• _Extrait fourni_:

Contestations électorales en Afrique de l’Ouest
 
Qualifié de modèle démocratique en Afrique de l’Ouest, le Bénin est en proie cette année à une crise post-électorale sans précédent dans le pays. A l’issue du premier tour de la présidentielle du 13 mars dernier, l’ex Dahomey se retrouve, comme la Côte d’ivoire, le Togo, et dans une certaine mesure le Gabon, avec deux présidents. Yayi Boni proclamé vainqueur par les institutions du pays et Me Adrien Houngbédji, qui s’est autoproclamé gagnant. Une auto proclamation qui met de fait cet autre Etat de la sous-région ouest africaine sur la liste des nations du continent en proie à une crise politique.

 
Contrairement au guinéen Cellou Dallein Diallo qui, pour, disait-il, sauver la paix et donner une chance à son pays, a dû prendre acte de la victoire incertaine du Professeur Alpha Condé à la dernière élection présidentielle en Guinée Conakry, Me Adrien Houngbédji, candidat de l’Union fait la Nation (UN), une coalition des forces politiques traditionnelles du Bénin, n’entend pas se laisser marcher dessus. Il croit dur comme fer avoir remporté le scrutin présidentiel du 13 mars 2011 dans son pays, ou du moins il est convaincu que Boni Yayi, le président sortant n’avait pas les moyens de l’emporter au premier tour devant les 13 autres candidats. Et comme huit autres challengers, Me Houngbédji conteste cette victoire frauduleuse du candidat sortant, mais aussi s’autoproclame vainqueur. Le rejet des recours introduits par les uns et les autres devant la Cour Constitutionnelle n’a fait que jeter de l’huile sur le feu. Des affrontements ont été signalés à Porto-Novo quelques heures juste après la proclamation des résultats définitifs au petit matin de ce mercredi.

[Relevés des boîtes d'éléments]

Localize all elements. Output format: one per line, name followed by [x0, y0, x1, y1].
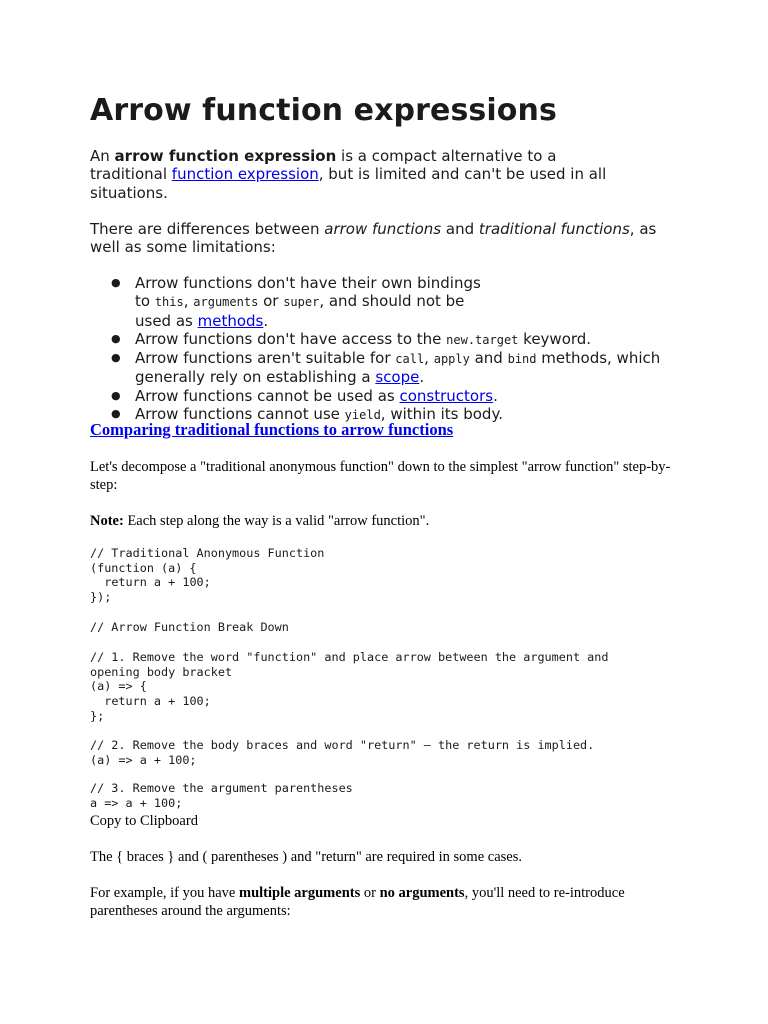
braces-paragraph: The { braces } and ( parentheses ) and "return" are required in some cases. — [90, 849, 522, 865]
list-item — [90, 330, 680, 349]
methods-link[interactable]: methods — [197, 311, 264, 330]
differences-em-traditional: traditional functions — [478, 220, 630, 238]
code-arguments: arguments — [193, 295, 259, 310]
list-item-text: , and should not be used as — [135, 292, 465, 330]
bullet-icon: ● — [111, 407, 121, 421]
differences-paragraph — [90, 220, 675, 257]
code-bind: bind — [507, 352, 537, 367]
differences-em-arrow: arrow functions — [324, 220, 442, 238]
intro-suffix: , but is limited and can't be used in all situations. — [90, 165, 607, 202]
bullet-icon: ● — [111, 331, 121, 345]
code-block-breakdown-heading: // Arrow Function Break Down — [90, 620, 289, 634]
function-expression-link[interactable]: function expression — [171, 165, 319, 184]
list-item-text: . — [263, 311, 269, 330]
list-item-text: keyword. — [518, 329, 592, 348]
list-item-text: , within its body. — [380, 405, 503, 424]
list-item — [90, 274, 495, 330]
copy-to-clipboard-button[interactable]: Copy to Clipboard — [90, 813, 198, 829]
code-apply: apply — [433, 352, 470, 367]
bullet-icon: ● — [111, 351, 121, 365]
list-item-text: or — [258, 292, 284, 311]
example-suffix: , you'll need to re-introduce parentheses around the arguments: — [90, 885, 625, 919]
code-this: this — [154, 295, 184, 310]
example-bold-multiple: multiple arguments — [239, 885, 361, 901]
intro-middle: is a compact alternative to a traditional — [90, 147, 557, 184]
list-item-text: Arrow functions don't have access to the — [135, 329, 447, 348]
code-yield: yield — [344, 408, 381, 423]
list-item-text: Arrow functions don't have their own bindings to — [135, 274, 481, 311]
differences-prefix: There are differences between — [90, 220, 325, 238]
code-new-target: new.target — [446, 332, 519, 347]
list-item-text: and — [469, 349, 508, 368]
constructors-link[interactable]: constructors — [399, 386, 494, 405]
limitations-list — [90, 274, 680, 424]
example-prefix: For example, if you have — [90, 885, 239, 901]
list-item-text: Arrow functions aren't suitable for — [135, 349, 396, 368]
note-label: Note: — [90, 513, 124, 529]
code-block-traditional: // Traditional Anonymous Function (function (a) { return a + 100; }); — [90, 546, 325, 605]
code-block-step-2: // 2. Remove the body braces and word "return" — the return is implied. (a) => a + 100; — [90, 738, 595, 767]
bullet-icon: ● — [111, 276, 121, 289]
note-text: Each step along the way is a valid "arrow function". — [123, 513, 430, 529]
intro-prefix: An — [90, 147, 115, 165]
list-item-text: . — [419, 368, 425, 387]
intro-bold-term: arrow function expression — [114, 147, 337, 165]
intro-paragraph — [90, 147, 630, 202]
section-heading — [90, 420, 680, 440]
example-middle: or — [360, 885, 380, 901]
differences-middle: and — [441, 220, 479, 238]
bullet-icon: ● — [111, 388, 121, 402]
list-item — [90, 349, 680, 387]
code-super: super — [283, 295, 320, 310]
scope-link[interactable]: scope — [375, 368, 420, 387]
note-paragraph — [90, 512, 680, 530]
example-paragraph — [90, 884, 670, 920]
list-item-text: , — [183, 292, 194, 311]
code-call: call — [395, 352, 425, 367]
list-item-text: Arrow functions cannot use — [135, 405, 345, 424]
page-title: Arrow function expressions — [90, 93, 557, 128]
list-item-text: . — [493, 386, 498, 405]
list-item-text: , — [424, 349, 434, 368]
list-item-text: Arrow functions cannot be used as — [135, 386, 400, 405]
differences-suffix: , as well as some limitations: — [90, 220, 657, 257]
list-item-text: methods, which generally rely on establishing a — [135, 349, 661, 387]
decompose-paragraph: Let's decompose a "traditional anonymous function" down to the simplest "arrow function" step-by-step: — [90, 459, 671, 493]
code-block-step-3: // 3. Remove the argument parentheses a => a + 100; — [90, 781, 353, 810]
list-item — [90, 387, 680, 405]
comparing-functions-link[interactable]: Comparing traditional functions to arrow functions — [90, 420, 454, 439]
code-block-step-1: // 1. Remove the word "function" and place arrow between the argument and opening body bracket (a) => { return a + 100; }; — [90, 650, 609, 723]
example-bold-none: no arguments — [379, 885, 465, 901]
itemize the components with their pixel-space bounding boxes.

• _Tâches à réaliser_:
1. Dans l'extrait sur la crise post-électorale au Bénin, de quelle coalition Me Adrien Houngbédji est-il le candidat ?
2. D'après l'extrait sur la crise post-électorale au Bénin, pourquoi Cellou Dallein Diallo a-t-il pris acte de la victoire d'Alpha Condé en Guinée Conakry ?
3. Prolongez l'extrait sur la crise post-électorale au Bénin à partir de sa dernière phrase.
Le matériau enregistré n'a aucun rôle à jouer ici.

• _Réponses attendues_:
1. Il est le candidat de l'Union fait la Nation (UN), une coalition des forces politiques traditionnelles du Bénin.

2. Selon ses propres dires, il l'a fait pour sauver la paix et donner une chance à son pays.

3.
 
Plus que jamais, Adrien Houngbédji et son staff sont convaincus que tout a été mis en œuvre, avec la complicité des institutions béninoises (Céna et Conseil constitutionnel) pour liquider la démocratie de leur pays. Mais alors, ils n’entendent pas baisser les bras.
 
Dès la proclamation des résultats définitifs par le juge constitutionnel, l’opposant béninois a convoqué la presse nationale et internationale pour une conférence de presse. Là, il a fait état de sa stratégie pour jouir de sa victoire et se faire reconnaître seul président de la République du Bénin. « Lors de la présidentielle béninoise du 13 mars dernier, le peuple n’a pas fait le choix de Yayi Boni. Il y a tout au plus une tentative de le lui imposer. Nous avons gagné cette élection. Le président librement élu par ce peuple à la régulière et sans fraude n’est autre que le candidat de l’UN », a déclaré Me Adrien Houngbédji, au cours de la rencontre. D’après lui, en proclamant Yayi Boni définitivement élu à l’issue du premier tour de l’élection présidentielle du 13 mars, « la Cour constitutionnelle confirme sa décision rendu à titre provisoire le 20 mars, en faisant fi des irrégularités massives avérées qui font de ce scrutin une parodie d’élection et une honte pour notre démocratie ».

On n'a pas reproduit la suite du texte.